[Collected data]
☆ ☆ ☆ ☆
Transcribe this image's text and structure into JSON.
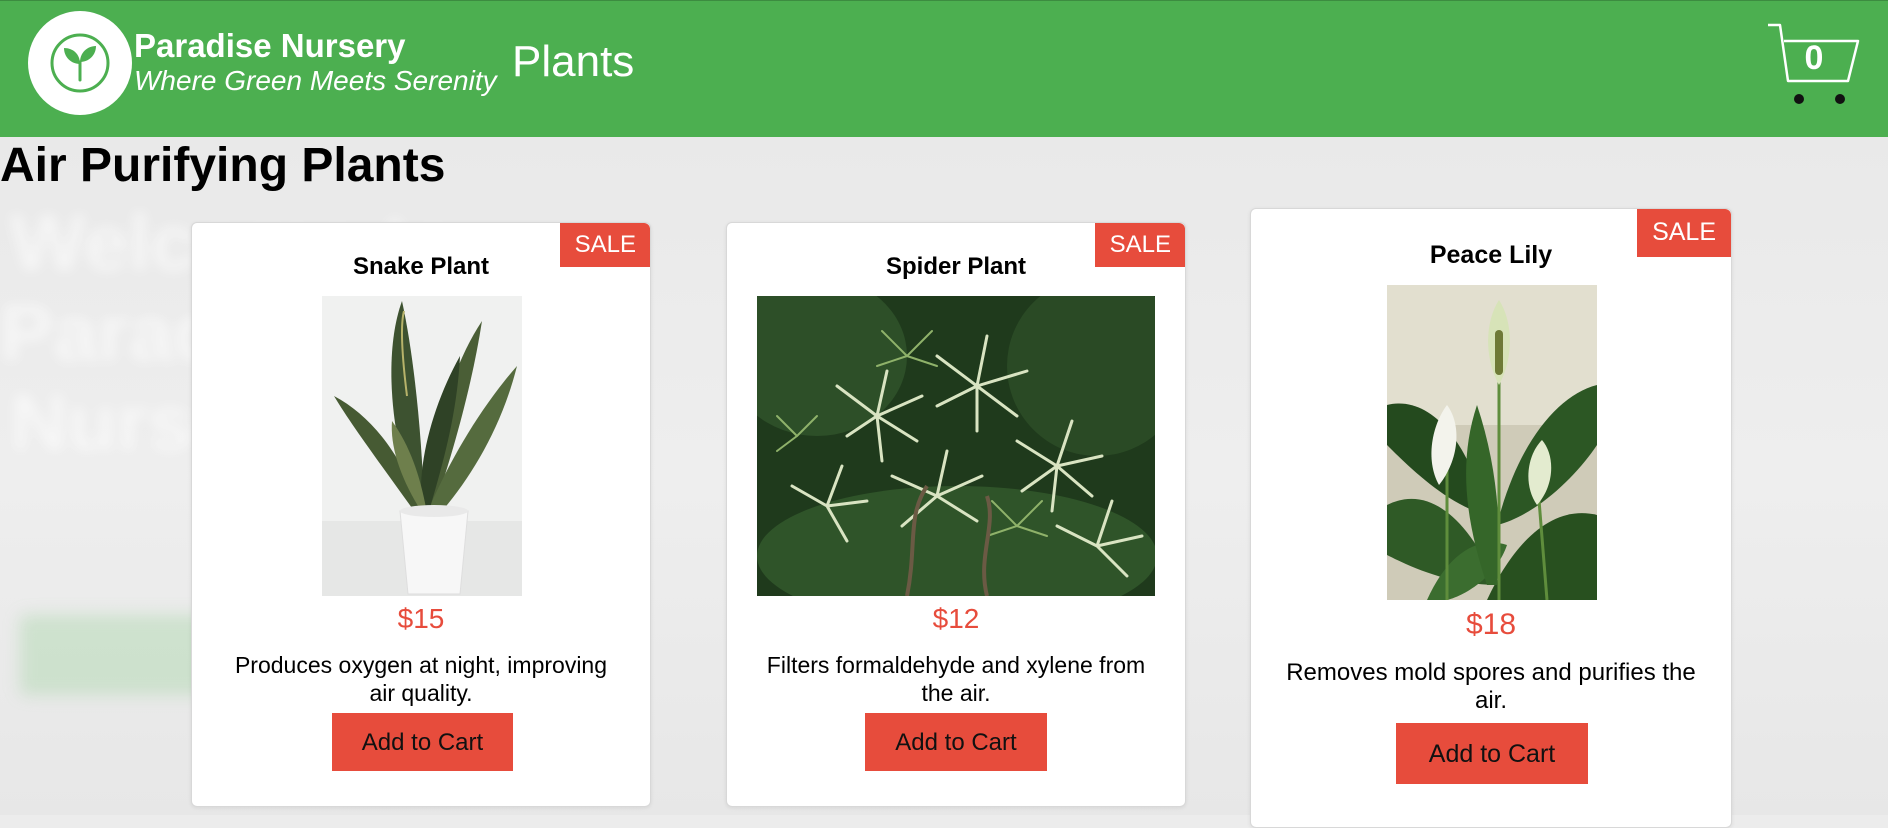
{
  "header": {
    "brand_name": "Paradise Nursery",
    "tagline": "Where Green Meets Serenity",
    "nav_link": "Plants",
    "cart_count": "0",
    "logo_icon": "seedling-icon",
    "cart_icon": "shopping-cart-icon"
  },
  "section": {
    "title": "Air Purifying Plants"
  },
  "products": [
    {
      "name": "Snake Plant",
      "badge": "SALE",
      "price": "$15",
      "description": "Produces oxygen at night, improving air quality.",
      "button": "Add to Cart"
    },
    {
      "name": "Spider Plant",
      "badge": "SALE",
      "price": "$12",
      "description": "Filters formaldehyde and xylene from the air.",
      "button": "Add to Cart"
    },
    {
      "name": "Peace Lily",
      "badge": "SALE",
      "price": "$18",
      "description": "Removes mold spores and purifies the air.",
      "button": "Add to Cart"
    }
  ],
  "colors": {
    "header_bg": "#4caf50",
    "accent_red": "#e74c3c",
    "card_bg": "#ffffff",
    "page_bg": "#ececec"
  }
}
☆ ☆ ☆ ☆
(INSTRUCTIONS TO FOLLOW): Make an exact reproduction of the listing above, without any pictures.

(ANSWER FOR THIS EXERCISE):
Transcribe this image's text and structure into JSON.
{
  "header": {
    "brand_name": "Paradise Nursery",
    "tagline": "Where Green Meets Serenity",
    "nav_link": "Plants",
    "cart_count": "0",
    "logo_icon": "seedling-icon",
    "cart_icon": "shopping-cart-icon"
  },
  "section": {
    "title": "Air Purifying Plants"
  },
  "products": [
    {
      "name": "Snake Plant",
      "badge": "SALE",
      "price": "$15",
      "description": "Produces oxygen at night, improving air quality.",
      "button": "Add to Cart"
    },
    {
      "name": "Spider Plant",
      "badge": "SALE",
      "price": "$12",
      "description": "Filters formaldehyde and xylene from the air.",
      "button": "Add to Cart"
    },
    {
      "name": "Peace Lily",
      "badge": "SALE",
      "price": "$18",
      "description": "Removes mold spores and purifies the air.",
      "button": "Add to Cart"
    }
  ],
  "colors": {
    "header_bg": "#4caf50",
    "accent_red": "#e74c3c",
    "card_bg": "#ffffff",
    "page_bg": "#ececec"
  }
}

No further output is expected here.